Description of the task ->
Make an exact copy of all the records.

Given entries ->
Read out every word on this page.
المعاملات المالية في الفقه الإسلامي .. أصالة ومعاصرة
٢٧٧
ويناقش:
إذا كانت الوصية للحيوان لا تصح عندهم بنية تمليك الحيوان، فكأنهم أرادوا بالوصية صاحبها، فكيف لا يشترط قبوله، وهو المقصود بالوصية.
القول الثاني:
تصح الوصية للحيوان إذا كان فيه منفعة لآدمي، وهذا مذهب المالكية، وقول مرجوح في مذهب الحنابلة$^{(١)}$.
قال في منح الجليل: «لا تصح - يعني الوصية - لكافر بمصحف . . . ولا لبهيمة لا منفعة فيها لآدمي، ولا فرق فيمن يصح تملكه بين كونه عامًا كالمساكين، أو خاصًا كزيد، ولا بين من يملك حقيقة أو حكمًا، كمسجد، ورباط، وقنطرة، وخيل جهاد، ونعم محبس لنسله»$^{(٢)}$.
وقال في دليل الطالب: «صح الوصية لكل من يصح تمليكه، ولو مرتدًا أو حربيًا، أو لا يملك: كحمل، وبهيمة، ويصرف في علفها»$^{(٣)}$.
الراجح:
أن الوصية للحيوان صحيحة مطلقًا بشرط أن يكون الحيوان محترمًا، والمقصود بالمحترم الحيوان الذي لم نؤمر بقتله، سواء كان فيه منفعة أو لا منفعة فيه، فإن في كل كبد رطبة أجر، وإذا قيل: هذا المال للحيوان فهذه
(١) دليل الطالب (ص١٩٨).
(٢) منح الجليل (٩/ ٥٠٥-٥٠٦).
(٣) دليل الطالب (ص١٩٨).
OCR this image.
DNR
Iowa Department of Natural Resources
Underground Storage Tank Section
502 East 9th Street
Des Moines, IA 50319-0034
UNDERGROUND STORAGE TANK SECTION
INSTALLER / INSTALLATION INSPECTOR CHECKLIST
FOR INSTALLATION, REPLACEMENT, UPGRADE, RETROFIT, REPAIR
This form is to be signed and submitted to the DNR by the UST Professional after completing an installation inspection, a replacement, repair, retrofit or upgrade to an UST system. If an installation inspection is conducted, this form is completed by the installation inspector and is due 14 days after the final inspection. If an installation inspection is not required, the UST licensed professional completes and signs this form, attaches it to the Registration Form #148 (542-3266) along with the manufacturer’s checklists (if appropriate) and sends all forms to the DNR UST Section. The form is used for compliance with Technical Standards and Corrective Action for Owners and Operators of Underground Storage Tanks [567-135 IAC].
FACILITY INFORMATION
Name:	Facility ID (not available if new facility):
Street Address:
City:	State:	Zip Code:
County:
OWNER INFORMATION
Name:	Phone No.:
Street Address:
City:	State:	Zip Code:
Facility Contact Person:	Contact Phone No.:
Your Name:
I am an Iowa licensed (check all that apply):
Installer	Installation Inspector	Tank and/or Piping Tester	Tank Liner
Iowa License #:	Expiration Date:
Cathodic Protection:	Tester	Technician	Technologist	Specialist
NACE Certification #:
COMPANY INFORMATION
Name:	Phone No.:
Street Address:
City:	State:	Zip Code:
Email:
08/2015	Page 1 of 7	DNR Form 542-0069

Answer to this exercise ->
Read out every word on this page.
المعاملات المالية في الفقه الإسلامي .. أصالة ومعاصرة
٢٧٧
ويناقش:
إذا كانت الوصية للحيوان لا تصح عندهم بنية تمليك الحيوان، فكأنهم أرادوا بالوصية صاحبها، فكيف لا يشترط قبوله، وهو المقصود بالوصية.
القول الثاني:
تصح الوصية للحيوان إذا كان فيه منفعة لآدمي، وهذا مذهب المالكية، وقول مرجوح في مذهب الحنابلة$^{(١)}$.
قال في منح الجليل: «لا تصح - يعني الوصية - لكافر بمصحف . . . ولا لبهيمة لا منفعة فيها لآدمي، ولا فرق فيمن يصح تملكه بين كونه عامًا كالمساكين، أو خاصًا كزيد، ولا بين من يملك حقيقة أو حكمًا، كمسجد، ورباط، وقنطرة، وخيل جهاد، ونعم محبس لنسله»$^{(٢)}$.
وقال في دليل الطالب: «صح الوصية لكل من يصح تمليكه، ولو مرتدًا أو حربيًا، أو لا يملك: كحمل، وبهيمة، ويصرف في علفها»$^{(٣)}$.
الراجح:
أن الوصية للحيوان صحيحة مطلقًا بشرط أن يكون الحيوان محترمًا، والمقصود بالمحترم الحيوان الذي لم نؤمر بقتله، سواء كان فيه منفعة أو لا منفعة فيه، فإن في كل كبد رطبة أجر، وإذا قيل: هذا المال للحيوان فهذه
(١) دليل الطالب (ص١٩٨).
(٢) منح الجليل (٩/ ٥٠٥-٥٠٦).
(٣) دليل الطالب (ص١٩٨).
OCR this image.
DNR
Iowa Department of Natural Resources
Underground Storage Tank Section
502 East 9th Street
Des Moines, IA 50319-0034
UNDERGROUND STORAGE TANK SECTION
INSTALLER / INSTALLATION INSPECTOR CHECKLIST
FOR INSTALLATION, REPLACEMENT, UPGRADE, RETROFIT, REPAIR
This form is to be signed and submitted to the DNR by the UST Professional after completing an installation inspection, a replacement, repair, retrofit or upgrade to an UST system. If an installation inspection is conducted, this form is completed by the installation inspector and is due 14 days after the final inspection. If an installation inspection is not required, the UST licensed professional completes and signs this form, attaches it to the Registration Form #148 (542-3266) along with the manufacturer’s checklists (if appropriate) and sends all forms to the DNR UST Section. The form is used for compliance with Technical Standards and Corrective Action for Owners and Operators of Underground Storage Tanks [567-135 IAC].
FACILITY INFORMATION
Name:	Facility ID (not available if new facility):
Street Address:
City:	State:	Zip Code:
County:
OWNER INFORMATION
Name:	Phone No.:
Street Address:
City:	State:	Zip Code:
Facility Contact Person:	Contact Phone No.:
Your Name:
I am an Iowa licensed (check all that apply):
Installer	Installation Inspector	Tank and/or Piping Tester	Tank Liner
Iowa License #:	Expiration Date:
Cathodic Protection:	Tester	Technician	Technologist	Specialist
NACE Certification #:
COMPANY INFORMATION
Name:	Phone No.:
Street Address:
City:	State:	Zip Code:
Email:
08/2015	Page 1 of 7	DNR Form 542-0069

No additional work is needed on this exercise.